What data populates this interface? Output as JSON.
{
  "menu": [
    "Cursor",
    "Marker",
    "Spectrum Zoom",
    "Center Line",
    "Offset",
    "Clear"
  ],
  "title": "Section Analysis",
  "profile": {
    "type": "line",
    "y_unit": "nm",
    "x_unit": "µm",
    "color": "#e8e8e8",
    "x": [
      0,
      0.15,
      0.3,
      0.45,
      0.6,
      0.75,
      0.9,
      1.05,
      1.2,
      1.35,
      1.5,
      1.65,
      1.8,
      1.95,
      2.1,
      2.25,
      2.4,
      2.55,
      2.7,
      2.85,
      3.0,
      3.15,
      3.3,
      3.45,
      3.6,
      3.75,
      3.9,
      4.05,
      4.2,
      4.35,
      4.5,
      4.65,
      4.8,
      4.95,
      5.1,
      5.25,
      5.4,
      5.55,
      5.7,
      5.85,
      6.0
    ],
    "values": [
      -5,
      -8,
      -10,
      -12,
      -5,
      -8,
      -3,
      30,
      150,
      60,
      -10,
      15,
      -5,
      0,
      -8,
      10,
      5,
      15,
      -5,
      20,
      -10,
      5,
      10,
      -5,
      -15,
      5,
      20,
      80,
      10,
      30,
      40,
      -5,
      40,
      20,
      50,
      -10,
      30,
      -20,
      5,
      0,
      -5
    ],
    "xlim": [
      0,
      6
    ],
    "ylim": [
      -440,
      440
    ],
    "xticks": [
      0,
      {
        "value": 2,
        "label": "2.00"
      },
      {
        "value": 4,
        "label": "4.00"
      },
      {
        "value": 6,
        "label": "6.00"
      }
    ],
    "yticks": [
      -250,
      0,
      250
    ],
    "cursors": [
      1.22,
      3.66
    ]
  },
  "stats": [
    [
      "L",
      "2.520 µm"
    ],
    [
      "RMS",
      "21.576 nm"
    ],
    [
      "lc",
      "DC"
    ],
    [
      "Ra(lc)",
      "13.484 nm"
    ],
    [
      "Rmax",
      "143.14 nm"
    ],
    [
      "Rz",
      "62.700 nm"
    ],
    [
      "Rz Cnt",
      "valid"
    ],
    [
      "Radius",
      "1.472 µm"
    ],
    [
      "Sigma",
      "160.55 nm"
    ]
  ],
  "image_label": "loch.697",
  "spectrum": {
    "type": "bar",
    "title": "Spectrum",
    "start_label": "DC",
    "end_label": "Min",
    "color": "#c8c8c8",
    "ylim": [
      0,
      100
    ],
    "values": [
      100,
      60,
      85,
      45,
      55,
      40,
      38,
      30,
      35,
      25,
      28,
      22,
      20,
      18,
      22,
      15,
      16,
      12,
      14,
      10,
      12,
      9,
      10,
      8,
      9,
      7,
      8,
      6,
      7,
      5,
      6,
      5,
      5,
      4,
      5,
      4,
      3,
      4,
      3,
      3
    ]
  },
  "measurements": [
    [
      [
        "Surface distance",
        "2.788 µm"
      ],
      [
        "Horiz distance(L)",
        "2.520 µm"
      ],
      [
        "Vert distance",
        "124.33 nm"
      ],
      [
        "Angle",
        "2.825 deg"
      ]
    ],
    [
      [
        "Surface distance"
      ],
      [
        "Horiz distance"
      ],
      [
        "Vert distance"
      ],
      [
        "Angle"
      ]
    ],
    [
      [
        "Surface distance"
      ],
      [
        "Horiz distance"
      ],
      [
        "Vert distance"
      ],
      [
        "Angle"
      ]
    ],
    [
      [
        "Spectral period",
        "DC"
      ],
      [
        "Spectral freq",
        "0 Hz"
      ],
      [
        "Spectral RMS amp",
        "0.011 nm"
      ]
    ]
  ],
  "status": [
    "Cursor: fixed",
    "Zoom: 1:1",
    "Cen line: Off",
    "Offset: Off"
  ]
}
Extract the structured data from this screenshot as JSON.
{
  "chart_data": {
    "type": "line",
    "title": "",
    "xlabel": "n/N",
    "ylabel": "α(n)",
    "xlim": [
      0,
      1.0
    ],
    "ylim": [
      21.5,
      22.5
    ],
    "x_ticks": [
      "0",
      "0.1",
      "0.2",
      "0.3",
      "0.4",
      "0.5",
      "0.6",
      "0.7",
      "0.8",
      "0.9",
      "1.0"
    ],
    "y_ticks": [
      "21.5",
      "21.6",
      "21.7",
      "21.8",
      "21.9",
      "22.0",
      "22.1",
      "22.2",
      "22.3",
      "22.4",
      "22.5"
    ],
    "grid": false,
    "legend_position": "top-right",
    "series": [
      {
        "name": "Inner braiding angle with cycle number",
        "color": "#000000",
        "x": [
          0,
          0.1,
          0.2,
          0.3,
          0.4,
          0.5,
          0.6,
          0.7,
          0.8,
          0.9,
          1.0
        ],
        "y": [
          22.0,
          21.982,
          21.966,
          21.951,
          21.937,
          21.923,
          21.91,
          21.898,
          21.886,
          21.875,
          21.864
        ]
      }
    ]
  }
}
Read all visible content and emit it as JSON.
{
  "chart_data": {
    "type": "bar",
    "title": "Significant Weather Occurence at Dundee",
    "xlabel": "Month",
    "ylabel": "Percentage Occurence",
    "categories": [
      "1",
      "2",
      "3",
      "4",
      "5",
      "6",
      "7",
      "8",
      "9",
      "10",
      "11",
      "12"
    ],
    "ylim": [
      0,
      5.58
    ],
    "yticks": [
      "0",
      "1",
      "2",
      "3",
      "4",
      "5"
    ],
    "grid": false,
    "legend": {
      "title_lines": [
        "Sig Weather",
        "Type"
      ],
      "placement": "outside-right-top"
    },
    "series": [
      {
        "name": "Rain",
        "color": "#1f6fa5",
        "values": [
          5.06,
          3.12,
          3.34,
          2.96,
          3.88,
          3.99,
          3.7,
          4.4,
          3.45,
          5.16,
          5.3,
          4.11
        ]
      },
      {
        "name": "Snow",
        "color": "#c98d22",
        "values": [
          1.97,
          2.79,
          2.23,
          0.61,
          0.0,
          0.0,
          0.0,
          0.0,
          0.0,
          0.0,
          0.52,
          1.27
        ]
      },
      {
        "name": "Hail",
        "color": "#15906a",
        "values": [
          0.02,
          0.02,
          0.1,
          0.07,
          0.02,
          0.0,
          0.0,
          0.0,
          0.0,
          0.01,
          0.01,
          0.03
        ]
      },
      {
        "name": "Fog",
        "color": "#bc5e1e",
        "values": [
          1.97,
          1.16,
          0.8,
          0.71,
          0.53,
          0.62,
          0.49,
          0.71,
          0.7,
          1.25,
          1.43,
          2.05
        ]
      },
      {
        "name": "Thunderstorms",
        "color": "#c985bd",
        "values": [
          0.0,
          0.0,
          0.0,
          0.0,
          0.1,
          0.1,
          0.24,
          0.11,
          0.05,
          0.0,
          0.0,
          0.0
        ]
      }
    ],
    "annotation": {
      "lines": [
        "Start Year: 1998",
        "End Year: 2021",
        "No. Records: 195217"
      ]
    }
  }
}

*JOB*. Each line above must be reproduced exactly as it stands.

*THE SOLUTION*.
What data populates this interface? Output as JSON.
{
  "menu": [
    "Cursor",
    "Marker",
    "Spectrum Zoom",
    "Center Line",
    "Offset",
    "Clear"
  ],
  "title": "Section Analysis",
  "profile": {
    "type": "line",
    "y_unit": "nm",
    "x_unit": "µm",
    "color": "#e8e8e8",
    "x": [
      0,
      0.15,
      0.3,
      0.45,
      0.6,
      0.75,
      0.9,
      1.05,
      1.2,
      1.35,
      1.5,
      1.65,
      1.8,
      1.95,
      2.1,
      2.25,
      2.4,
      2.55,
      2.7,
      2.85,
      3.0,
      3.15,
      3.3,
      3.45,
      3.6,
      3.75,
      3.9,
      4.05,
      4.2,
      4.35,
      4.5,
      4.65,
      4.8,
      4.95,
      5.1,
      5.25,
      5.4,
      5.55,
      5.7,
      5.85,
      6.0
    ],
    "values": [
      -5,
      -8,
      -10,
      -12,
      -5,
      -8,
      -3,
      30,
      150,
      60,
      -10,
      15,
      -5,
      0,
      -8,
      10,
      5,
      15,
      -5,
      20,
      -10,
      5,
      10,
      -5,
      -15,
      5,
      20,
      80,
      10,
      30,
      40,
      -5,
      40,
      20,
      50,
      -10,
      30,
      -20,
      5,
      0,
      -5
    ],
    "xlim": [
      0,
      6
    ],
    "ylim": [
      -440,
      440
    ],
    "xticks": [
      0,
      {
        "value": 2,
        "label": "2.00"
      },
      {
        "value": 4,
        "label": "4.00"
      },
      {
        "value": 6,
        "label": "6.00"
      }
    ],
    "yticks": [
      -250,
      0,
      250
    ],
    "cursors": [
      1.22,
      3.66
    ]
  },
  "stats": [
    [
      "L",
      "2.520 µm"
    ],
    [
      "RMS",
      "21.576 nm"
    ],
    [
      "lc",
      "DC"
    ],
    [
      "Ra(lc)",
      "13.484 nm"
    ],
    [
      "Rmax",
      "143.14 nm"
    ],
    [
      "Rz",
      "62.700 nm"
    ],
    [
      "Rz Cnt",
      "valid"
    ],
    [
      "Radius",
      "1.472 µm"
    ],
    [
      "Sigma",
      "160.55 nm"
    ]
  ],
  "image_label": "loch.697",
  "spectrum": {
    "type": "bar",
    "title": "Spectrum",
    "start_label": "DC",
    "end_label": "Min",
    "color": "#c8c8c8",
    "ylim": [
      0,
      100
    ],
    "values": [
      100,
      60,
      85,
      45,
      55,
      40,
      38,
      30,
      35,
      25,
      28,
      22,
      20,
      18,
      22,
      15,
      16,
      12,
      14,
      10,
      12,
      9,
      10,
      8,
      9,
      7,
      8,
      6,
      7,
      5,
      6,
      5,
      5,
      4,
      5,
      4,
      3,
      4,
      3,
      3
    ]
  },
  "measurements": [
    [
      [
        "Surface distance",
        "2.788 µm"
      ],
      [
        "Horiz distance(L)",
        "2.520 µm"
      ],
      [
        "Vert distance",
        "124.33 nm"
      ],
      [
        "Angle",
        "2.825 deg"
      ]
    ],
    [
      [
        "Surface distance"
      ],
      [
        "Horiz distance"
      ],
      [
        "Vert distance"
      ],
      [
        "Angle"
      ]
    ],
    [
      [
        "Surface distance"
      ],
      [
        "Horiz distance"
      ],
      [
        "Vert distance"
      ],
      [
        "Angle"
      ]
    ],
    [
      [
        "Spectral period",
        "DC"
      ],
      [
        "Spectral freq",
        "0 Hz"
      ],
      [
        "Spectral RMS amp",
        "0.011 nm"
      ]
    ]
  ],
  "status": [
    "Cursor: fixed",
    "Zoom: 1:1",
    "Cen line: Off",
    "Offset: Off"
  ]
}
Extract the structured data from this screenshot as JSON.
{
  "chart_data": {
    "type": "line",
    "title": "",
    "xlabel": "n/N",
    "ylabel": "α(n)",
    "xlim": [
      0,
      1.0
    ],
    "ylim": [
      21.5,
      22.5
    ],
    "x_ticks": [
      "0",
      "0.1",
      "0.2",
      "0.3",
      "0.4",
      "0.5",
      "0.6",
      "0.7",
      "0.8",
      "0.9",
      "1.0"
    ],
    "y_ticks": [
      "21.5",
      "21.6",
      "21.7",
      "21.8",
      "21.9",
      "22.0",
      "22.1",
      "22.2",
      "22.3",
      "22.4",
      "22.5"
    ],
    "grid": false,
    "legend_position": "top-right",
    "series": [
      {
        "name": "Inner braiding angle with cycle number",
        "color": "#000000",
        "x": [
          0,
          0.1,
          0.2,
          0.3,
          0.4,
          0.5,
          0.6,
          0.7,
          0.8,
          0.9,
          1.0
        ],
        "y": [
          22.0,
          21.982,
          21.966,
          21.951,
          21.937,
          21.923,
          21.91,
          21.898,
          21.886,
          21.875,
          21.864
        ]
      }
    ]
  }
}
Read all visible content and emit it as JSON.
{
  "chart_data": {
    "type": "bar",
    "title": "Significant Weather Occurence at Dundee",
    "xlabel": "Month",
    "ylabel": "Percentage Occurence",
    "categories": [
      "1",
      "2",
      "3",
      "4",
      "5",
      "6",
      "7",
      "8",
      "9",
      "10",
      "11",
      "12"
    ],
    "ylim": [
      0,
      5.58
    ],
    "yticks": [
      "0",
      "1",
      "2",
      "3",
      "4",
      "5"
    ],
    "grid": false,
    "legend": {
      "title_lines": [
        "Sig Weather",
        "Type"
      ],
      "placement": "outside-right-top"
    },
    "series": [
      {
        "name": "Rain",
        "color": "#1f6fa5",
        "values": [
          5.06,
          3.12,
          3.34,
          2.96,
          3.88,
          3.99,
          3.7,
          4.4,
          3.45,
          5.16,
          5.3,
          4.11
        ]
      },
      {
        "name": "Snow",
        "color": "#c98d22",
        "values": [
          1.97,
          2.79,
          2.23,
          0.61,
          0.0,
          0.0,
          0.0,
          0.0,
          0.0,
          0.0,
          0.52,
          1.27
        ]
      },
      {
        "name": "Hail",
        "color": "#15906a",
        "values": [
          0.02,
          0.02,
          0.1,
          0.07,
          0.02,
          0.0,
          0.0,
          0.0,
          0.0,
          0.01,
          0.01,
          0.03
        ]
      },
      {
        "name": "Fog",
        "color": "#bc5e1e",
        "values": [
          1.97,
          1.16,
          0.8,
          0.71,
          0.53,
          0.62,
          0.49,
          0.71,
          0.7,
          1.25,
          1.43,
          2.05
        ]
      },
      {
        "name": "Thunderstorms",
        "color": "#c985bd",
        "values": [
          0.0,
          0.0,
          0.0,
          0.0,
          0.1,
          0.1,
          0.24,
          0.11,
          0.05,
          0.0,
          0.0,
          0.0
        ]
      }
    ],
    "annotation": {
      "lines": [
        "Start Year: 1998",
        "End Year: 2021",
        "No. Records: 195217"
      ]
    }
  }
}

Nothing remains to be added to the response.